*WHAT IS ASKED*.
Locate each line in the lines below that contains the string "NAHT", and copy those lines out in full.

*INFORMATION PROVIDED*.

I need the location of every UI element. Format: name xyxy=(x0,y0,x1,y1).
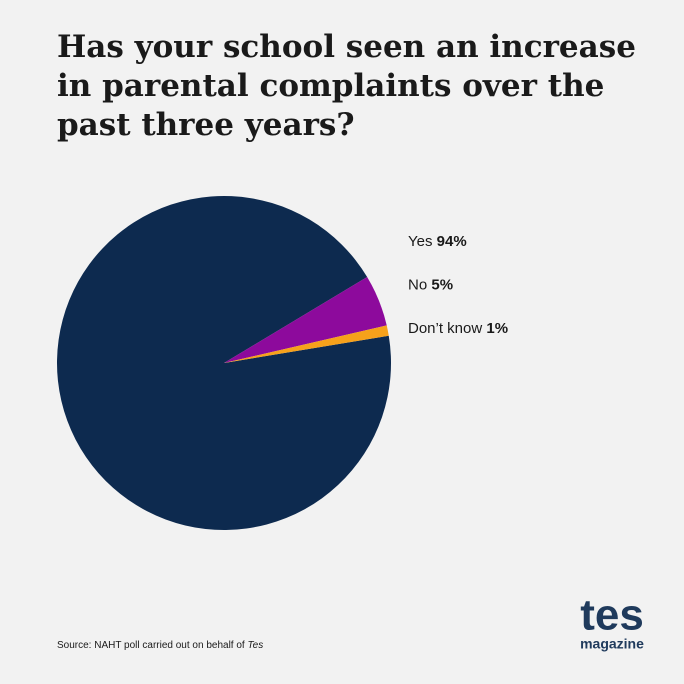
legend-label: Don’t know xyxy=(408,320,482,337)
pie-slice xyxy=(56,195,391,530)
logo-main: tes xyxy=(580,591,644,640)
logo-sub: magazine xyxy=(580,636,644,652)
pie-slice xyxy=(224,325,389,363)
value-label: 1% xyxy=(486,320,508,337)
legend-entry: No 5% xyxy=(408,276,453,293)
pie xyxy=(56,195,391,530)
source-text: Source: NAHT poll carried out on behalf … xyxy=(57,640,245,651)
legend-entry: Yes 94% xyxy=(408,233,467,250)
legend-entry: Don’t know 1% xyxy=(408,320,508,337)
chart-title: Has your school seen an increase in pare… xyxy=(57,29,636,143)
legend-label: No xyxy=(408,276,427,293)
source-note: Source: NAHT poll carried out on behalf … xyxy=(57,640,263,651)
value-label: 5% xyxy=(431,276,453,293)
legend-label: Yes xyxy=(408,233,432,250)
source-emphasis: Tes xyxy=(247,640,263,651)
legend: Yes 94% No 5% Don’t know 1% xyxy=(408,233,508,337)
pie-slice xyxy=(224,276,387,363)
value-label: 94% xyxy=(437,233,467,250)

*ANSWER FOR THE TASK*.
source-text: Source: NAHT poll carried out on behalf … xyxy=(57,640,245,651)
source-note: Source: NAHT poll carried out on behalf … xyxy=(57,640,263,651)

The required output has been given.